**** RECORDS FOR THE EXERCISE
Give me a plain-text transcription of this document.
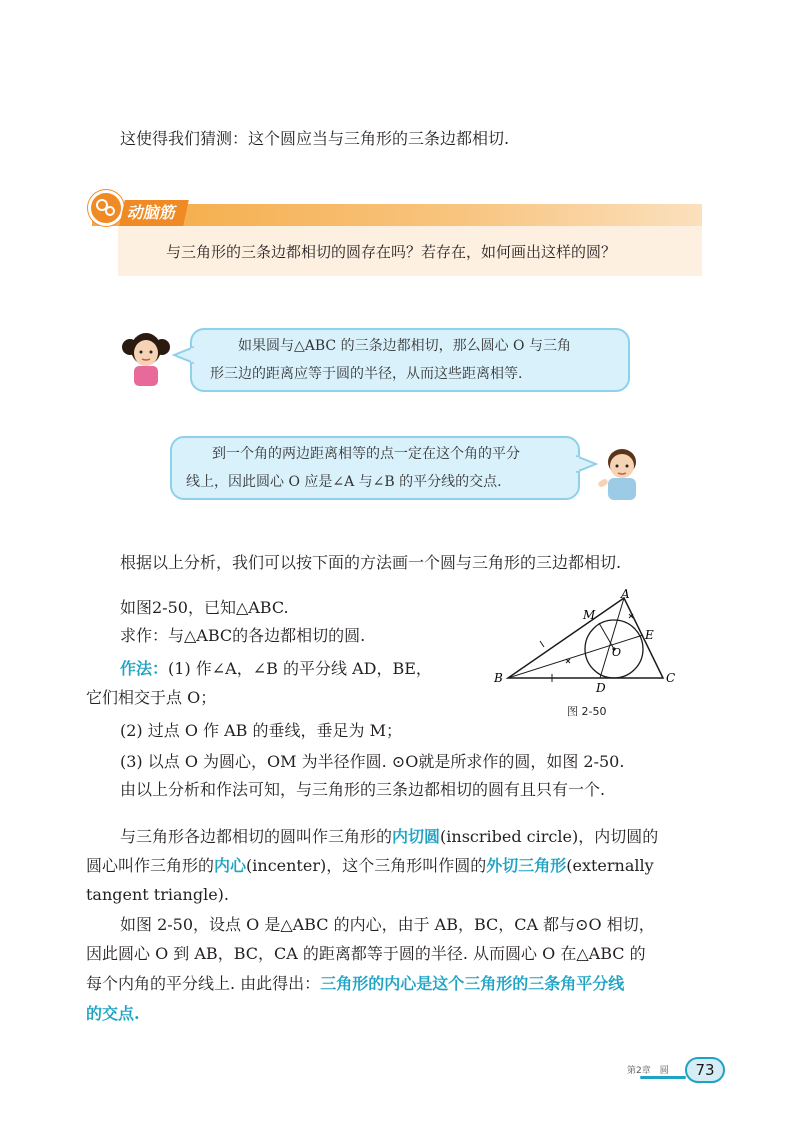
这使得我们猜测：这个圆应当与三角形的三条边都相切.
动脑筋
与三角形的三条边都相切的圆存在吗？若存在，如何画出这样的圆？
如果圆与△ABC 的三条边都相切，那么圆心 O 与三角
形三边的距离应等于圆的半径，从而这些距离相等.
到一个角的两边距离相等的点一定在这个角的平分
线上，因此圆心 O 应是∠A 与∠B 的平分线的交点.
根据以上分析，我们可以按下面的方法画一个圆与三角形的三边都相切.
如图2-50，已知△ABC.
求作：与△ABC的各边都相切的圆.
作法：(1) 作∠A，∠B 的平分线 AD，BE，
它们相交于点 O；
(2) 过点 O 作 AB 的垂线，垂足为 M；
(3) 以点 O 为圆心，OM 为半径作圆. ⊙O就是所求作的圆，如图 2-50.
由以上分析和作法可知，与三角形的三条边都相切的圆有且只有一个.
A
B	C
D
E
M
O
图 2-50
与三角形各边都相切的圆叫作三角形的内切圆(inscribed circle)，内切圆的
圆心叫作三角形的内心(incenter)，这个三角形叫作圆的外切三角形(externally
tangent triangle).
如图 2-50，设点 O 是△ABC 的内心，由于 AB，BC，CA 都与⊙O 相切，
因此圆心 O 到 AB，BC，CA 的距离都等于圆的半径. 从而圆心 O 在△ABC 的
每个内角的平分线上. 由此得出：三角形的内心是这个三角形的三条角平分线
的交点.
第2章　圆	73
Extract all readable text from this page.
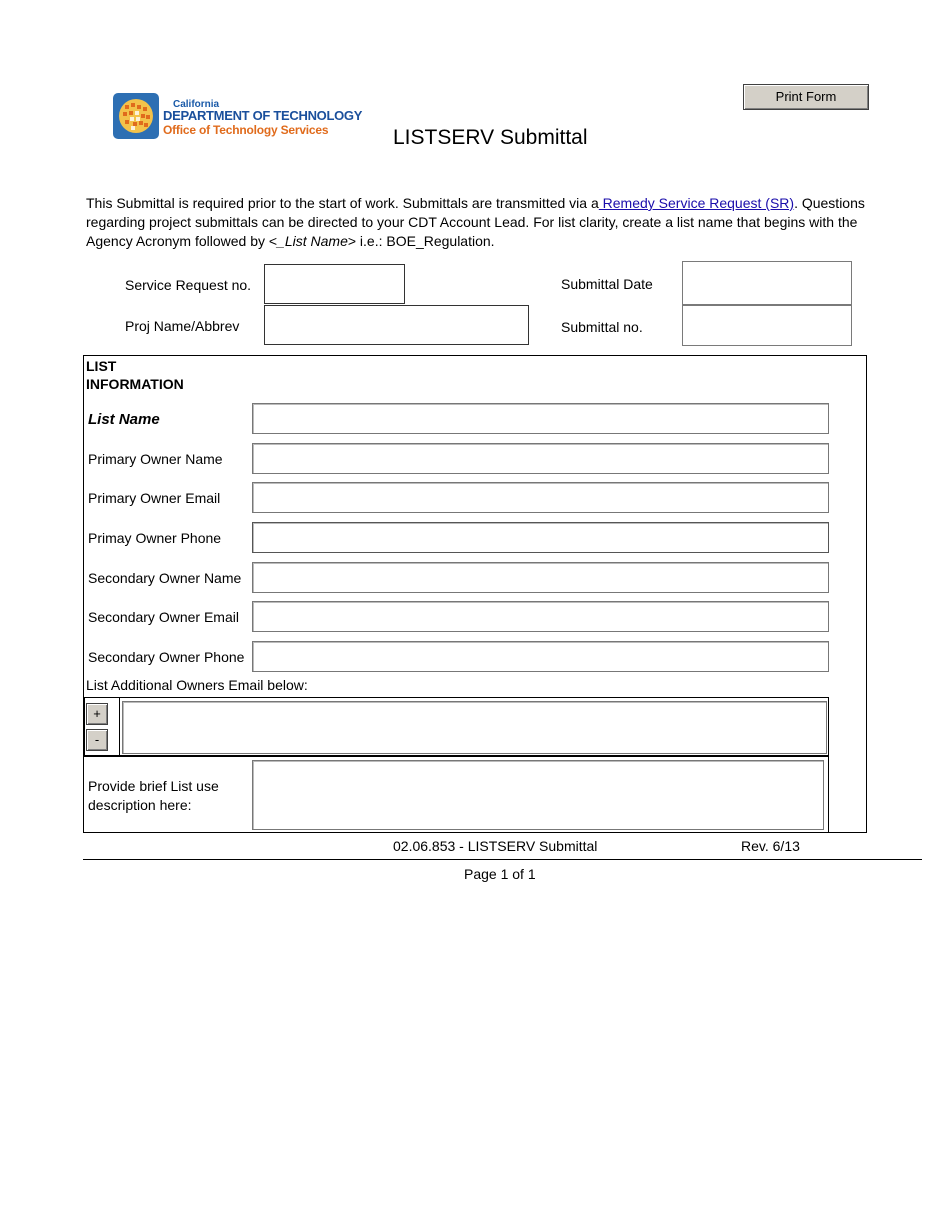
California
DEPARTMENT OF TECHNOLOGY
Office of Technology Services
Print Form
LISTSERV Submittal
This Submittal is required prior to the start of work. Submittals are transmitted via a Remedy Service Request (SR). Questions regarding project submittals can be directed to your CDT Account Lead. For list clarity, create a list name that begins with the Agency Acronym followed by <_List Name> i.e.: BOE_Regulation.
Service Request no.
Proj Name/Abbrev
Submittal Date
Submittal no.
LIST
INFORMATION
List Name
Primary Owner Name
Primary Owner Email
Primay Owner Phone
Secondary Owner Name
Secondary Owner Email
Secondary Owner Phone
List Additional Owners Email below:
+
-
Provide brief List use
description here:
02.06.853 - LISTSERV Submittal	Rev. 6/13
Page 1 of 1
********
:: STATED PROBLEM ::
All records above are to be printed exactly, minus the pictures they contain.

:: EXERCISE OUTPUT ::
Give me a plain-text transcription of this document.
这使得我们猜测：这个圆应当与三角形的三条边都相切.
动脑筋
与三角形的三条边都相切的圆存在吗？若存在，如何画出这样的圆？
如果圆与△ABC 的三条边都相切，那么圆心 O 与三角
形三边的距离应等于圆的半径，从而这些距离相等.
到一个角的两边距离相等的点一定在这个角的平分
线上，因此圆心 O 应是∠A 与∠B 的平分线的交点.
根据以上分析，我们可以按下面的方法画一个圆与三角形的三边都相切.
如图2-50，已知△ABC.
求作：与△ABC的各边都相切的圆.
作法：(1) 作∠A，∠B 的平分线 AD，BE，
它们相交于点 O；
(2) 过点 O 作 AB 的垂线，垂足为 M；
(3) 以点 O 为圆心，OM 为半径作圆. ⊙O就是所求作的圆，如图 2-50.
由以上分析和作法可知，与三角形的三条边都相切的圆有且只有一个.
A
B	C
D
E
M
O
图 2-50
与三角形各边都相切的圆叫作三角形的内切圆(inscribed circle)，内切圆的
圆心叫作三角形的内心(incenter)，这个三角形叫作圆的外切三角形(externally
tangent triangle).
如图 2-50，设点 O 是△ABC 的内心，由于 AB，BC，CA 都与⊙O 相切，
因此圆心 O 到 AB，BC，CA 的距离都等于圆的半径. 从而圆心 O 在△ABC 的
每个内角的平分线上. 由此得出：三角形的内心是这个三角形的三条角平分线
的交点.
第2章　圆	73
Extract all readable text from this page.
California
DEPARTMENT OF TECHNOLOGY
Office of Technology Services
Print Form
LISTSERV Submittal
This Submittal is required prior to the start of work. Submittals are transmitted via a Remedy Service Request (SR). Questions regarding project submittals can be directed to your CDT Account Lead. For list clarity, create a list name that begins with the Agency Acronym followed by <_List Name> i.e.: BOE_Regulation.
Service Request no.
Proj Name/Abbrev
Submittal Date
Submittal no.
LIST
INFORMATION
List Name
Primary Owner Name
Primary Owner Email
Primay Owner Phone
Secondary Owner Name
Secondary Owner Email
Secondary Owner Phone
List Additional Owners Email below:
+
-
Provide brief List use
description here:
02.06.853 - LISTSERV Submittal	Rev. 6/13
Page 1 of 1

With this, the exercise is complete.